# RECORDS FOR THE TASK start

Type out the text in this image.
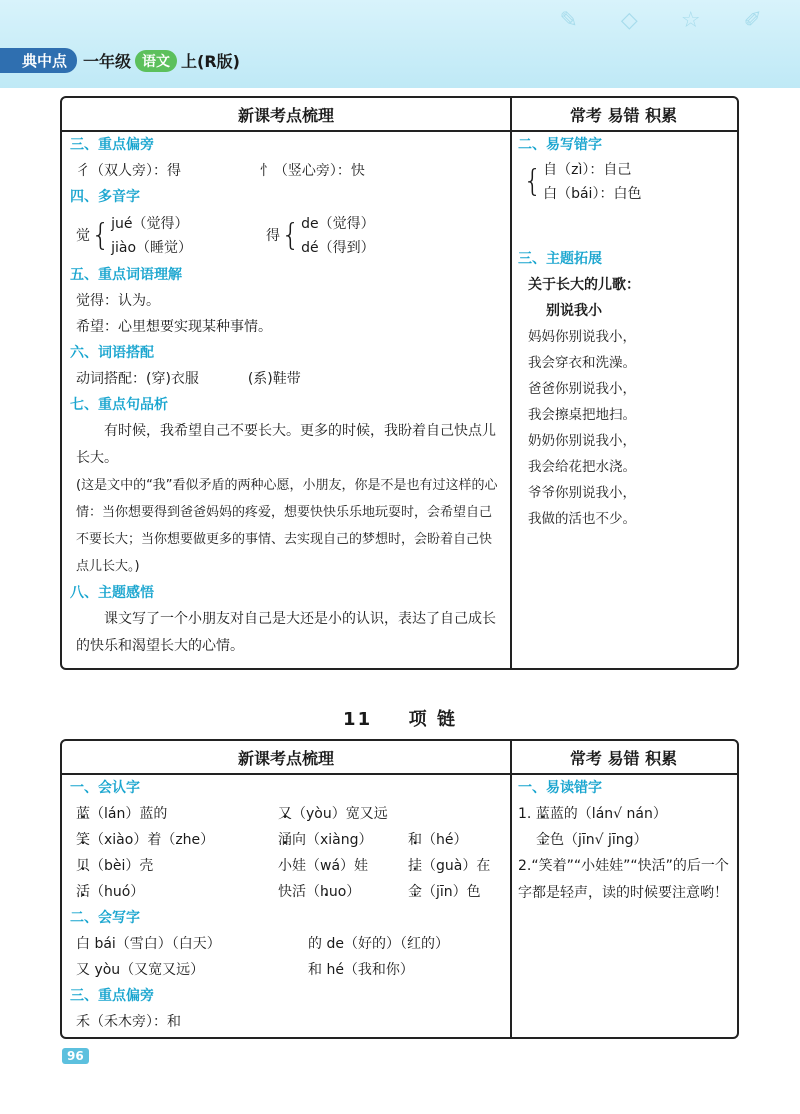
✎ ◇ ☆ ✐
典中点	一年级 语文 上(R版)
新课考点梳理	常考 易错 积累
三、重点偏旁
彳（双人旁）：得	忄（竖心旁）：快
四、多音字
觉 { jué（觉得）
jiào（睡觉）
得 { de（觉得）
dé（得到）
五、重点词语理解
觉得：认为。
希望：心里想要实现某种事情。
六、词语搭配
动词搭配：(穿)衣服	(系)鞋带
七、重点句品析
有时候，我希望自己不要长大。更多的时候，我盼着自己快点儿长大。
(这是文中的“我”看似矛盾的两种心愿，小朋友，你是不是也有过这样的心情：当你想要得到爸爸妈妈的疼爱，想要快快乐乐地玩耍时，会希望自己不要长大；当你想要做更多的事情、去实现自己的梦想时，会盼着自己快点儿长大。)
八、主题感悟
课文写了一个小朋友对自己是大还是小的认识，表达了自己成长的快乐和渴望长大的心情。
二、易写错字
{ 自（zì）：自己
白（bái）：白色
三、主题拓展
关于长大的儿歌：
别说我小
妈妈你别说我小，
我会穿衣和洗澡。
爸爸你别说我小，
我会擦桌把地扫。
奶奶你别说我小，
我会给花把水浇。
爷爷你别说我小，
我做的活也不少。
11 项 链
新课考点梳理	常考 易错 积累
一、会认字
蓝（lán）蓝的	又（yòu）宽又远
笑（xiào）着（zhe）	涌向（xiàng）	和（hé）
贝（bèi）壳	小娃（wá）娃	挂（guà）在
活（huó）	快活（huo） •	金（jīn）色
二、会写字
白 bái（雪白）（白天）	的 de（好的）（红的）
又 yòu（又宽又远）	和 hé（我和你）
三、重点偏旁
禾（禾木旁）：和
一、易读错字
1. 蓝蓝的（lán√ nán）
金色（jīn√ jīng）
2.“笑着”“小娃娃”“快活”的后一个字都是轻声，读的时候要注意哟！
96
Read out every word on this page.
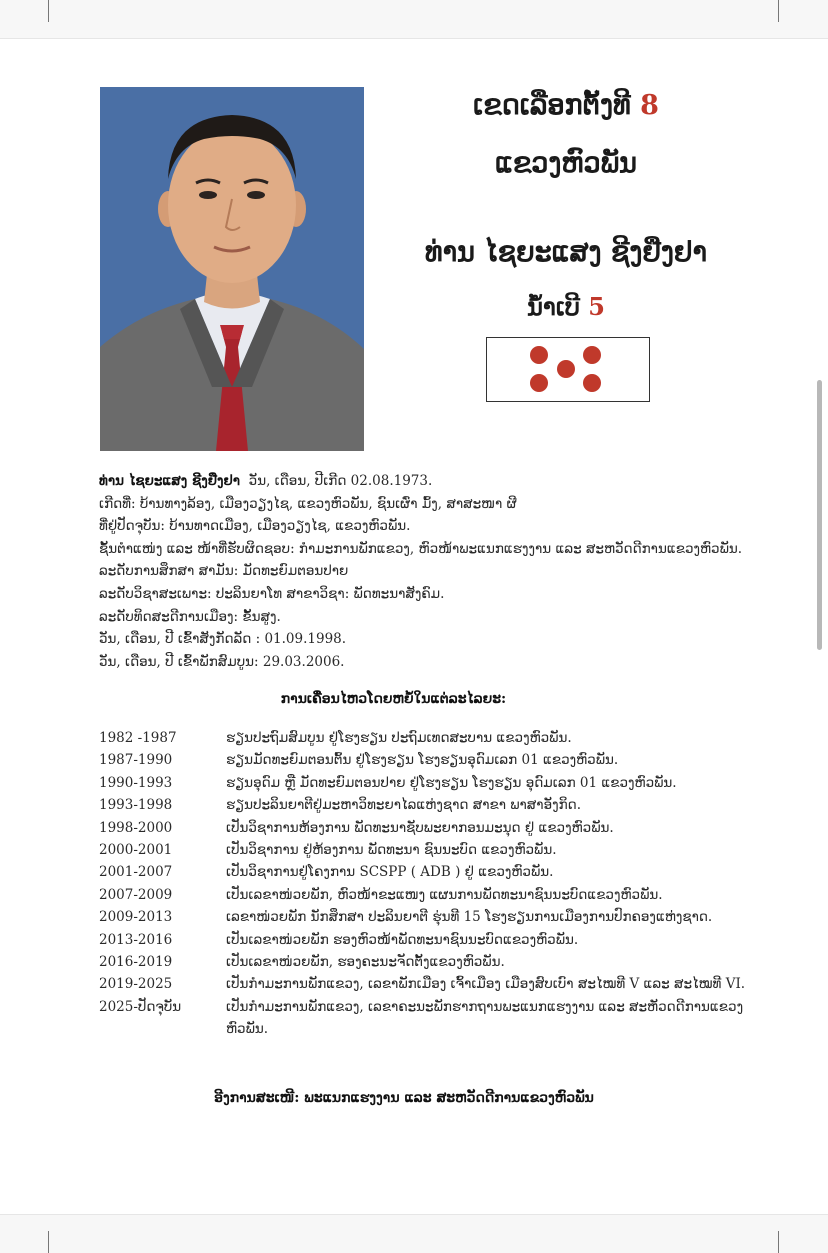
ເຂດເລືອກຕັ້ງທີ 8
ແຂວງຫົວພັນ
ທ່ານ ໄຊຍະແສງ ຊີງຢືງຢາ
ນໍ້າເບີ 5
ທ່ານ ໄຊຍະແສງ ຊີງຢືງຢາ ວັນ, ເດືອນ, ປີເກີດ 02.08.1973.
ເກີດທີ່: ບ້ານທາງລ້ອງ, ເມືອງວຽງໄຊ, ແຂວງຫົວພັນ, ຊົນເຜົ່າ ມົ້ງ, ສາສະໜາ ຜີ
ທີ່ຢູ່ປັດຈຸບັນ: ບ້ານທາດເມືອງ, ເມືອງວຽງໄຊ, ແຂວງຫົວພັນ.
ຊັ້ນຕໍາແໜ່ງ ແລະ ໜ້າທີ່ຮັບຜິດຊອບ: ກໍາມະການພັກແຂວງ, ຫົວໜ້າພະແນກແຮງງານ ແລະ ສະຫວັດດີການແຂວງຫົວພັນ.
ລະດັບການສຶກສາ ສາມັນ: ມັດທະຍົມຕອນປາຍ
ລະດັບວິຊາສະເພາະ: ປະລິນຍາໂທ ສາຂາວິຊາ: ພັດທະນາສັງຄົມ.
ລະດັບທິດສະດີການເມືອງ: ຂັ້ນສູງ.
ວັນ, ເດືອນ, ປີ ເຂົ້າສັງກັດລັດ : 01.09.1998.
ວັນ, ເດືອນ, ປີ ເຂົ້າພັກສົມບູນ: 29.03.2006.
ການເຄື່ອນໄຫວໂດຍຫຍໍ້ໃນແຕ່ລະໄລຍະ:
1982 -1987	ຮຽນປະຖົມສົມບູນ ຢູ່ໂຮງຮຽນ ປະຖົມເທດສະບານ ແຂວງຫົວພັນ.
1987-1990	ຮຽນມັດທະຍົມຕອນຕົ້ນ ຢູ່ໂຮງຮຽນ ໂຮງຮຽນອຸດົມເລກ 01 ແຂວງຫົວພັນ.
1990-1993	ຮຽນອຸດົມ ຫຼື ມັດທະຍົມຕອນປາຍ ຢູ່ໂຮງຮຽນ ໂຮງຮຽນ ອຸດົມເລກ 01 ແຂວງຫົວພັນ.
1993-1998	ຮຽນປະລິນຍາຕີຢູ່ມະຫາວິທະຍາໄລແຫ່ງຊາດ ສາຂາ ພາສາອັງກິດ.
1998-2000	ເປັນວິຊາການຫ້ອງການ ພັດທະນາຊັບພະຍາກອນມະນຸດ ຢູ່ ແຂວງຫົວພັນ.
2000-2001	ເປັນວິຊາການ ຢູ່ຫ້ອງການ ພັດທະນາ ຊົນນະບົດ ແຂວງຫົວພັນ.
2001-2007	ເປັນວິຊາການຢູ່ໂຄງການ SCSPP ( ADB ) ຢູ່ ແຂວງຫົວພັນ.
2007-2009	ເປັນເລຂາໜ່ວຍພັກ, ຫົວໜ້າຂະແໜງ ແຜນການພັດທະນາຊົນນະບົດແຂວງຫົວພັນ.
2009-2013	ເລຂາໜ່ວຍພັກ ນັກສຶກສາ ປະລິນຍາຕີ ຮຸ່ນທີ 15 ໂຮງຮຽນການເມືອງການປົກຄອງແຫ່ງຊາດ.
2013-2016	ເປັນເລຂາໜ່ວຍພັກ ຮອງຫົວໜ້າພັດທະນາຊົນນະບົດແຂວງຫົວພັນ.
2016-2019	ເປັນເລຂາໜ່ວຍພັກ, ຮອງຄະນະຈັດຕັ້ງແຂວງຫົວພັນ.
2019-2025	ເປັນກໍາມະການພັກແຂວງ, ເລຂາພັກເມືອງ ເຈົ້າເມືອງ ເມືອງສົບເບົາ ສະໄໝທີ V ແລະ ສະໄໝທີ VI.
2025-ປັດຈຸບັນ	ເປັນກໍາມະການພັກແຂວງ, ເລຂາຄະນະພັກຮາກຖານພະແນກແຮງງານ ແລະ ສະຫັວດດີການແຂວງ ຫົວພັນ.
ອີງການສະເໜີ: ພະແນກແຮງງານ ແລະ ສະຫວັດດີການແຂວງຫົວພັນ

# RECORDS FOR THE TASK end

_WRITTEN INSTRUCTION:_ Print the entries above exactly, taking out only the pictures.

_WRITTEN REPLY:_
Type out the text in this image.
✎ ◇ ☆ ✐
典中点	一年级 语文 上(R版)
新课考点梳理	常考 易错 积累
三、重点偏旁
彳（双人旁）：得	忄（竖心旁）：快
四、多音字
觉 { jué（觉得）
jiào（睡觉）
得 { de（觉得）
dé（得到）
五、重点词语理解
觉得：认为。
希望：心里想要实现某种事情。
六、词语搭配
动词搭配：(穿)衣服	(系)鞋带
七、重点句品析
有时候，我希望自己不要长大。更多的时候，我盼着自己快点儿长大。
(这是文中的“我”看似矛盾的两种心愿，小朋友，你是不是也有过这样的心情：当你想要得到爸爸妈妈的疼爱，想要快快乐乐地玩耍时，会希望自己不要长大；当你想要做更多的事情、去实现自己的梦想时，会盼着自己快点儿长大。)
八、主题感悟
课文写了一个小朋友对自己是大还是小的认识，表达了自己成长的快乐和渴望长大的心情。
二、易写错字
{ 自（zì）：自己
白（bái）：白色
三、主题拓展
关于长大的儿歌：
别说我小
妈妈你别说我小，
我会穿衣和洗澡。
爸爸你别说我小，
我会擦桌把地扫。
奶奶你别说我小，
我会给花把水浇。
爷爷你别说我小，
我做的活也不少。
11 项 链
新课考点梳理	常考 易错 积累
一、会认字
蓝（lán）蓝的	又（yòu）宽又远
笑（xiào）着（zhe）	涌向（xiàng）	和（hé）
贝（bèi）壳	小娃（wá）娃	挂（guà）在
活（huó）	快活（huo） •	金（jīn）色
二、会写字
白 bái（雪白）（白天）	的 de（好的）（红的）
又 yòu（又宽又远）	和 hé（我和你）
三、重点偏旁
禾（禾木旁）：和
一、易读错字
1. 蓝蓝的（lán√ nán）
金色（jīn√ jīng）
2.“笑着”“小娃娃”“快活”的后一个字都是轻声，读的时候要注意哟！
96
Read out every word on this page.
ເຂດເລືອກຕັ້ງທີ 8
ແຂວງຫົວພັນ
ທ່ານ ໄຊຍະແສງ ຊີງຢືງຢາ
ນໍ້າເບີ 5
ທ່ານ ໄຊຍະແສງ ຊີງຢືງຢາ ວັນ, ເດືອນ, ປີເກີດ 02.08.1973.
ເກີດທີ່: ບ້ານທາງລ້ອງ, ເມືອງວຽງໄຊ, ແຂວງຫົວພັນ, ຊົນເຜົ່າ ມົ້ງ, ສາສະໜາ ຜີ
ທີ່ຢູ່ປັດຈຸບັນ: ບ້ານທາດເມືອງ, ເມືອງວຽງໄຊ, ແຂວງຫົວພັນ.
ຊັ້ນຕໍາແໜ່ງ ແລະ ໜ້າທີ່ຮັບຜິດຊອບ: ກໍາມະການພັກແຂວງ, ຫົວໜ້າພະແນກແຮງງານ ແລະ ສະຫວັດດີການແຂວງຫົວພັນ.
ລະດັບການສຶກສາ ສາມັນ: ມັດທະຍົມຕອນປາຍ
ລະດັບວິຊາສະເພາະ: ປະລິນຍາໂທ ສາຂາວິຊາ: ພັດທະນາສັງຄົມ.
ລະດັບທິດສະດີການເມືອງ: ຂັ້ນສູງ.
ວັນ, ເດືອນ, ປີ ເຂົ້າສັງກັດລັດ : 01.09.1998.
ວັນ, ເດືອນ, ປີ ເຂົ້າພັກສົມບູນ: 29.03.2006.
ການເຄື່ອນໄຫວໂດຍຫຍໍ້ໃນແຕ່ລະໄລຍະ:
1982 -1987	ຮຽນປະຖົມສົມບູນ ຢູ່ໂຮງຮຽນ ປະຖົມເທດສະບານ ແຂວງຫົວພັນ.
1987-1990	ຮຽນມັດທະຍົມຕອນຕົ້ນ ຢູ່ໂຮງຮຽນ ໂຮງຮຽນອຸດົມເລກ 01 ແຂວງຫົວພັນ.
1990-1993	ຮຽນອຸດົມ ຫຼື ມັດທະຍົມຕອນປາຍ ຢູ່ໂຮງຮຽນ ໂຮງຮຽນ ອຸດົມເລກ 01 ແຂວງຫົວພັນ.
1993-1998	ຮຽນປະລິນຍາຕີຢູ່ມະຫາວິທະຍາໄລແຫ່ງຊາດ ສາຂາ ພາສາອັງກິດ.
1998-2000	ເປັນວິຊາການຫ້ອງການ ພັດທະນາຊັບພະຍາກອນມະນຸດ ຢູ່ ແຂວງຫົວພັນ.
2000-2001	ເປັນວິຊາການ ຢູ່ຫ້ອງການ ພັດທະນາ ຊົນນະບົດ ແຂວງຫົວພັນ.
2001-2007	ເປັນວິຊາການຢູ່ໂຄງການ SCSPP ( ADB ) ຢູ່ ແຂວງຫົວພັນ.
2007-2009	ເປັນເລຂາໜ່ວຍພັກ, ຫົວໜ້າຂະແໜງ ແຜນການພັດທະນາຊົນນະບົດແຂວງຫົວພັນ.
2009-2013	ເລຂາໜ່ວຍພັກ ນັກສຶກສາ ປະລິນຍາຕີ ຮຸ່ນທີ 15 ໂຮງຮຽນການເມືອງການປົກຄອງແຫ່ງຊາດ.
2013-2016	ເປັນເລຂາໜ່ວຍພັກ ຮອງຫົວໜ້າພັດທະນາຊົນນະບົດແຂວງຫົວພັນ.
2016-2019	ເປັນເລຂາໜ່ວຍພັກ, ຮອງຄະນະຈັດຕັ້ງແຂວງຫົວພັນ.
2019-2025	ເປັນກໍາມະການພັກແຂວງ, ເລຂາພັກເມືອງ ເຈົ້າເມືອງ ເມືອງສົບເບົາ ສະໄໝທີ V ແລະ ສະໄໝທີ VI.
2025-ປັດຈຸບັນ	ເປັນກໍາມະການພັກແຂວງ, ເລຂາຄະນະພັກຮາກຖານພະແນກແຮງງານ ແລະ ສະຫັວດດີການແຂວງ ຫົວພັນ.
ອີງການສະເໜີ: ພະແນກແຮງງານ ແລະ ສະຫວັດດີການແຂວງຫົວພັນ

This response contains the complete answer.